▸ YOUR INSTRUCTIONS: Convert the records, from their start up to and including the line with "microphone-icon [858, 103, 864, 113]", into a Markdown table with the columns No. and Entry, leaving out blank lines.

▸ EXTRACTED INFORMATION:
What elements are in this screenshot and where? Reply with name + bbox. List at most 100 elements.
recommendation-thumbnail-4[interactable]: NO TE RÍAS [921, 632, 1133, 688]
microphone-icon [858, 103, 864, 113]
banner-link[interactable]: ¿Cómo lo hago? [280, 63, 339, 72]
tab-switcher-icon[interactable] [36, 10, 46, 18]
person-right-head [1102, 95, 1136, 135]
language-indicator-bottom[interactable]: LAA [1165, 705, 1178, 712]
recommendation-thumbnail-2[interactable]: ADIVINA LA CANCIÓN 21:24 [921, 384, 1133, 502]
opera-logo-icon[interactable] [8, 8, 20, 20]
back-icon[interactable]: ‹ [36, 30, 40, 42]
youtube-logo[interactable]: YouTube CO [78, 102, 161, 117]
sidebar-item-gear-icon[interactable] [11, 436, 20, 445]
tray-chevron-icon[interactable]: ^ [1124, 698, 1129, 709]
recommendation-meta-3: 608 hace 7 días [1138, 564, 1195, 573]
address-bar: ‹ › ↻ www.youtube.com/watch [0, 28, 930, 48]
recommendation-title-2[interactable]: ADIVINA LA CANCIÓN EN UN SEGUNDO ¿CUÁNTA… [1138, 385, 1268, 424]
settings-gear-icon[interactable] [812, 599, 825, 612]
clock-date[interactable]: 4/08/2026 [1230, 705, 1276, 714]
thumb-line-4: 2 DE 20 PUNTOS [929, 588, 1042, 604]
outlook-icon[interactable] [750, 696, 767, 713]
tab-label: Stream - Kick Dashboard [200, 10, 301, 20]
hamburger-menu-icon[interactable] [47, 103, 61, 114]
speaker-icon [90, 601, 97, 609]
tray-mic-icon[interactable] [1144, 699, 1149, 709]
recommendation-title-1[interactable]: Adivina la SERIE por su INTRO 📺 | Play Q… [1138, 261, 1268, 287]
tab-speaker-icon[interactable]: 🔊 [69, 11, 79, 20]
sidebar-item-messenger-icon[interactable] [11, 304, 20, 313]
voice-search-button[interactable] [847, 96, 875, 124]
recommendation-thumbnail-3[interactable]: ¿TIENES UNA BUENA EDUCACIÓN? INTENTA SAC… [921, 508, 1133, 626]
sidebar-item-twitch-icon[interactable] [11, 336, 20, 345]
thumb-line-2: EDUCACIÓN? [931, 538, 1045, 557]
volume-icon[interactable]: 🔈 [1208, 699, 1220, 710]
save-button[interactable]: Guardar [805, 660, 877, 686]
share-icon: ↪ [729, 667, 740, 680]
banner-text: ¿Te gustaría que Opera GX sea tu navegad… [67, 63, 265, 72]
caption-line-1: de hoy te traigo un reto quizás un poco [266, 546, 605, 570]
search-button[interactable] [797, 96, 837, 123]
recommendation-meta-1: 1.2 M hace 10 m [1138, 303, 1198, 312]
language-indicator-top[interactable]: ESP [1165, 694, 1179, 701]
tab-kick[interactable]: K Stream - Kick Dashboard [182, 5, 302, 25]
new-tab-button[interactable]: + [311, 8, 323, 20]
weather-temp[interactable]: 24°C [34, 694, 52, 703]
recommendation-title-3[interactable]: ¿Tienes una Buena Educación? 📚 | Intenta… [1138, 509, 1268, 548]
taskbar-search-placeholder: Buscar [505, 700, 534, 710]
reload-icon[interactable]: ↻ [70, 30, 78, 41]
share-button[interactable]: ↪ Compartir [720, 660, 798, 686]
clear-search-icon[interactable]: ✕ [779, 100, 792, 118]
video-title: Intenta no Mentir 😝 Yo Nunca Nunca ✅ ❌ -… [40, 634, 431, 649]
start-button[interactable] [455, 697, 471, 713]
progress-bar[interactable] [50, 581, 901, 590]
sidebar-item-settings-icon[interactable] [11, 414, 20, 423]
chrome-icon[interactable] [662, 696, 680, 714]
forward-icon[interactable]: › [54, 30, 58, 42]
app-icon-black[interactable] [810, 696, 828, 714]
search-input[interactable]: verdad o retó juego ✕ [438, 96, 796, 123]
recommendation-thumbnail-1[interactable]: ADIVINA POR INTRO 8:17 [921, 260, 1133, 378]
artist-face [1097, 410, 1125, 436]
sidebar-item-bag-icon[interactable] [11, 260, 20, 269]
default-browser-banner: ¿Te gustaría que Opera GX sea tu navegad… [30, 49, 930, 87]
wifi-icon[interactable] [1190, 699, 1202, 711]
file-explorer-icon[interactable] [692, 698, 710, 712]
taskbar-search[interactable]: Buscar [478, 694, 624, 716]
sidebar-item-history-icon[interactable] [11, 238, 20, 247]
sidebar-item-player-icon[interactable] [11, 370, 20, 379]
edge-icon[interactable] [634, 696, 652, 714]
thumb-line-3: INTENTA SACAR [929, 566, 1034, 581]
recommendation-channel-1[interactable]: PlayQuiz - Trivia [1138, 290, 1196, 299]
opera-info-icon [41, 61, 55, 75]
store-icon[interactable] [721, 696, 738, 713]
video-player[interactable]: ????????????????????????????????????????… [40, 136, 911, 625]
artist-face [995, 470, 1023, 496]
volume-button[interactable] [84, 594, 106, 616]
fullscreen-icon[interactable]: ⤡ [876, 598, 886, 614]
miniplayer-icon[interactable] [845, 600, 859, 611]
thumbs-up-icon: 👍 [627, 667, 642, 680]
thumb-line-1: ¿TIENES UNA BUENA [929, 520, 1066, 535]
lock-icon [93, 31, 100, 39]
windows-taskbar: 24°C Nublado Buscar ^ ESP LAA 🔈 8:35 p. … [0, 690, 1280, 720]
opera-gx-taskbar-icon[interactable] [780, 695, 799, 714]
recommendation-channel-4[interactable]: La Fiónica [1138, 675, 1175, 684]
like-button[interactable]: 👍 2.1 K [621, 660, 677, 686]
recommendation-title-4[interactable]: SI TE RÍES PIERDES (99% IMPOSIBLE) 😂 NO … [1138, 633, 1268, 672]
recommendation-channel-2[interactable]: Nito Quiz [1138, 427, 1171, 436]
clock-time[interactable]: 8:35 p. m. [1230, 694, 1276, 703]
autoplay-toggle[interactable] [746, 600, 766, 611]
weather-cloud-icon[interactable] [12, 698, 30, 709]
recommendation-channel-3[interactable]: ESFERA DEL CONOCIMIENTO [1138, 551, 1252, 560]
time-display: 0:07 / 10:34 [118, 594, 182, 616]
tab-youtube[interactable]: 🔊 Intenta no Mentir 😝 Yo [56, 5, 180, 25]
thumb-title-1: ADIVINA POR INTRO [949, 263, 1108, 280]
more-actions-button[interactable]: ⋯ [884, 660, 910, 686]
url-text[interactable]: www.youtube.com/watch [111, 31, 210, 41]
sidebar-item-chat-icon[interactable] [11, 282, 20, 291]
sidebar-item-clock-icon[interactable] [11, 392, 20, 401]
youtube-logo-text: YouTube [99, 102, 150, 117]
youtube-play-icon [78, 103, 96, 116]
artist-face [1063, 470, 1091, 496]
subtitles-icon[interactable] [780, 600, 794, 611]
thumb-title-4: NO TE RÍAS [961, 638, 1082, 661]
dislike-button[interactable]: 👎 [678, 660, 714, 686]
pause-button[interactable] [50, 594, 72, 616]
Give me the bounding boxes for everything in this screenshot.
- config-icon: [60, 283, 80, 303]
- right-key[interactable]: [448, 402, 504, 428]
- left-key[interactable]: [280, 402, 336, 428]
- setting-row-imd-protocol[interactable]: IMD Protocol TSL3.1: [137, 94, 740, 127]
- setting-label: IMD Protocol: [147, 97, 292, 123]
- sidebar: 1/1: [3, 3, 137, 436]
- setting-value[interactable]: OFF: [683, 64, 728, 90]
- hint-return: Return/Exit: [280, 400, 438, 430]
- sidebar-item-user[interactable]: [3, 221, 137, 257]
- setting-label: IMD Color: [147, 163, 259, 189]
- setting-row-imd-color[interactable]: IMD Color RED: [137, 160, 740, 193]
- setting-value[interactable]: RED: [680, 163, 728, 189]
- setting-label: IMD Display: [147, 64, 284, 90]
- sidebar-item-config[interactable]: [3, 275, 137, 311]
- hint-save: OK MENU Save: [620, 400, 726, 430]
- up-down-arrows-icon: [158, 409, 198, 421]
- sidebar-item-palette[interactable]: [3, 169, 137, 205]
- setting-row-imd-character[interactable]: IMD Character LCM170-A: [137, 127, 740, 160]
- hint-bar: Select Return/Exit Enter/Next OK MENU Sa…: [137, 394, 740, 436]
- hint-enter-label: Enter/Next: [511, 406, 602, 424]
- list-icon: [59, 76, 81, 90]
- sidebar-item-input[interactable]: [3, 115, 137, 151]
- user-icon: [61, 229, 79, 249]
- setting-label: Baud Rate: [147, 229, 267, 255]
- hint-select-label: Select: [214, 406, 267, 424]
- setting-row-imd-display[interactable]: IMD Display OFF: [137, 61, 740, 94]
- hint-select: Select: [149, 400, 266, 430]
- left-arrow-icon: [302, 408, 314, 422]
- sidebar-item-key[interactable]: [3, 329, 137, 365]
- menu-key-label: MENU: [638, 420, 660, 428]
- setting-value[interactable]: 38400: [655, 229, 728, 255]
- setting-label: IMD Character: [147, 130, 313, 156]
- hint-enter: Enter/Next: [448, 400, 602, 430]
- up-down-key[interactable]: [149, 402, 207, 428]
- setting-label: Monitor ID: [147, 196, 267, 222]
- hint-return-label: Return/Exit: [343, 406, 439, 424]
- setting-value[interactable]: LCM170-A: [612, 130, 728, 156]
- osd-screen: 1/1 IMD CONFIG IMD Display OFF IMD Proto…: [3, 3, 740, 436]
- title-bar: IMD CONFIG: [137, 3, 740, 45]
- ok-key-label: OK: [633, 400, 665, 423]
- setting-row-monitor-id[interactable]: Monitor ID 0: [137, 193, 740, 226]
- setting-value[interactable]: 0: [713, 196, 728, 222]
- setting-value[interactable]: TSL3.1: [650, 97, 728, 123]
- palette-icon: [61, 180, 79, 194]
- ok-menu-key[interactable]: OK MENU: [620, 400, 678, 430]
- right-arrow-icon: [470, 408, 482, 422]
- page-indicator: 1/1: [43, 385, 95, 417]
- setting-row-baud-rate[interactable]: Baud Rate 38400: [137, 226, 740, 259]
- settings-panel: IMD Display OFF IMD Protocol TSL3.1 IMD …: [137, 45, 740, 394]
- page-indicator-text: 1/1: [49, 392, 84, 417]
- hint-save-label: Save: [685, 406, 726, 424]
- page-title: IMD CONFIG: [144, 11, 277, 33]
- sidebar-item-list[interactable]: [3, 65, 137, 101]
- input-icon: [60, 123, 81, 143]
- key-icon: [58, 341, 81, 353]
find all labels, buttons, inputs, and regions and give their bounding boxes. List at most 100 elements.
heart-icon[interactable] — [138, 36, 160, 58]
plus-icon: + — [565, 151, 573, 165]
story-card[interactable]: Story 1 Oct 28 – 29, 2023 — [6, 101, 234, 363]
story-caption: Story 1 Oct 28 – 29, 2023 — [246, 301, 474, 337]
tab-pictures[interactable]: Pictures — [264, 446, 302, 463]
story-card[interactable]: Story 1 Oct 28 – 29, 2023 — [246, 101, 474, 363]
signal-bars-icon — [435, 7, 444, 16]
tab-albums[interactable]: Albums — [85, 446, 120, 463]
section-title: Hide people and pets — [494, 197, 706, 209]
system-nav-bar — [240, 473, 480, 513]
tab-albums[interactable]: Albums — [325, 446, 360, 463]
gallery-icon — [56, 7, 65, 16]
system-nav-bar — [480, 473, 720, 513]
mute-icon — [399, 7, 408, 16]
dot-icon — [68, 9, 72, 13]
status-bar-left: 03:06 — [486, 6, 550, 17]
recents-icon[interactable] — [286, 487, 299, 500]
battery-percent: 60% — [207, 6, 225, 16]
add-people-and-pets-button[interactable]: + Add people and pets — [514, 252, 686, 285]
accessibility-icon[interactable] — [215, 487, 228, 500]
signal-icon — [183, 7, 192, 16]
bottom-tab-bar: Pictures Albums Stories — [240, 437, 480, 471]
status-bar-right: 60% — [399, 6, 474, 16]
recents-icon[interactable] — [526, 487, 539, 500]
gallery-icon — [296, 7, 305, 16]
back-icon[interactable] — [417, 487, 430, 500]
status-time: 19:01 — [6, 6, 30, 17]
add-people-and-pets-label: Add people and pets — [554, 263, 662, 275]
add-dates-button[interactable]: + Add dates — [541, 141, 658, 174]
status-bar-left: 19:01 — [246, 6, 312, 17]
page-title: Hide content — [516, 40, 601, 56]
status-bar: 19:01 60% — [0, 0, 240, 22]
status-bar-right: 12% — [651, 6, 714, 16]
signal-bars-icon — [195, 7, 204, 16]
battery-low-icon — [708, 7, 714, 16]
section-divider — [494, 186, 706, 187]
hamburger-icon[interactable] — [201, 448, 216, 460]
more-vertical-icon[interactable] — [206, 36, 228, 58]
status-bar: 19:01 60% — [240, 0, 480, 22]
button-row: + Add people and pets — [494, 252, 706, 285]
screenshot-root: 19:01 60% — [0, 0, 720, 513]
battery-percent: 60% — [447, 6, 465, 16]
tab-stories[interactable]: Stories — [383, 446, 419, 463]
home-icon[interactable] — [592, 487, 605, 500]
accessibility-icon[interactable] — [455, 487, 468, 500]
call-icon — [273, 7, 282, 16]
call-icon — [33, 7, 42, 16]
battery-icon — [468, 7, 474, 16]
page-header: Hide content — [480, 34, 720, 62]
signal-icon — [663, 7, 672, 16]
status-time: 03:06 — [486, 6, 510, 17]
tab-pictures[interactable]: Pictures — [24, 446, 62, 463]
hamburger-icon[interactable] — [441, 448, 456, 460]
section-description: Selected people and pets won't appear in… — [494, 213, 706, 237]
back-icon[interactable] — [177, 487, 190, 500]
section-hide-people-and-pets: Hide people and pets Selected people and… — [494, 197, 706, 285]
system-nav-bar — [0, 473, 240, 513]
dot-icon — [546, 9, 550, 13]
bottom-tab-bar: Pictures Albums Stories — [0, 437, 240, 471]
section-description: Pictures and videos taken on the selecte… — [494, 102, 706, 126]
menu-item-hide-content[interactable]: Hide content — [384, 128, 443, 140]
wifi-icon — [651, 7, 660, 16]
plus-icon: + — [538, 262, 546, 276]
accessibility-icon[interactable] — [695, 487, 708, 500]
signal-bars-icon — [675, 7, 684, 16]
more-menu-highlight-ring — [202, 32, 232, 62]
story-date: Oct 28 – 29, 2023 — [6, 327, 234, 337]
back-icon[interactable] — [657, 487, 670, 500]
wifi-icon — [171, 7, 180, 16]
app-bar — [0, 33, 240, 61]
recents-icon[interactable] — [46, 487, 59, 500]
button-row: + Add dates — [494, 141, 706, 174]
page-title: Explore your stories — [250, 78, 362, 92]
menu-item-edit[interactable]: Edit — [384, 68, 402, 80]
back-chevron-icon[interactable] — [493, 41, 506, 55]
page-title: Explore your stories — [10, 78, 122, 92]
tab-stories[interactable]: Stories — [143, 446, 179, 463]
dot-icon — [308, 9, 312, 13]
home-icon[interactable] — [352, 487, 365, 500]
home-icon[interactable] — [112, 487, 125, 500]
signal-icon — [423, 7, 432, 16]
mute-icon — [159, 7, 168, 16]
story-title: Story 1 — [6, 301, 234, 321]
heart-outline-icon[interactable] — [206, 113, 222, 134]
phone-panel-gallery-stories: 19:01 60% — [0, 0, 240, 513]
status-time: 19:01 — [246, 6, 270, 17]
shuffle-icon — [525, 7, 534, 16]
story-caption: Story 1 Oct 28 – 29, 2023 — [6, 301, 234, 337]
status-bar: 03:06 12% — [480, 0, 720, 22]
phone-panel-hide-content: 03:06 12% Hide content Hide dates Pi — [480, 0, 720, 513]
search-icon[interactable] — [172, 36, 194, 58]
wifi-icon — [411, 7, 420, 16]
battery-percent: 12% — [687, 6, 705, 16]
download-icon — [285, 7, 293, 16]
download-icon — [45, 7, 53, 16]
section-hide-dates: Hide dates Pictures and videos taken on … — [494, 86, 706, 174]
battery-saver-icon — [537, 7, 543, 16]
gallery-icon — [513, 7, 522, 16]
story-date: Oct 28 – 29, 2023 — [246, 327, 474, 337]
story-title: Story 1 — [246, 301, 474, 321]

▸ SOLUTION BELOW:
| No. | Entry |
|---|---|
| 1 | What elements are in this screenshot and where? Reply with name + bbox. List at most 100 elements. |
| 2 | recommendation-thumbnail-4[interactable]: NO TE RÍAS [921, 632, 1133, 688] |
| 3 | microphone-icon [858, 103, 864, 113] |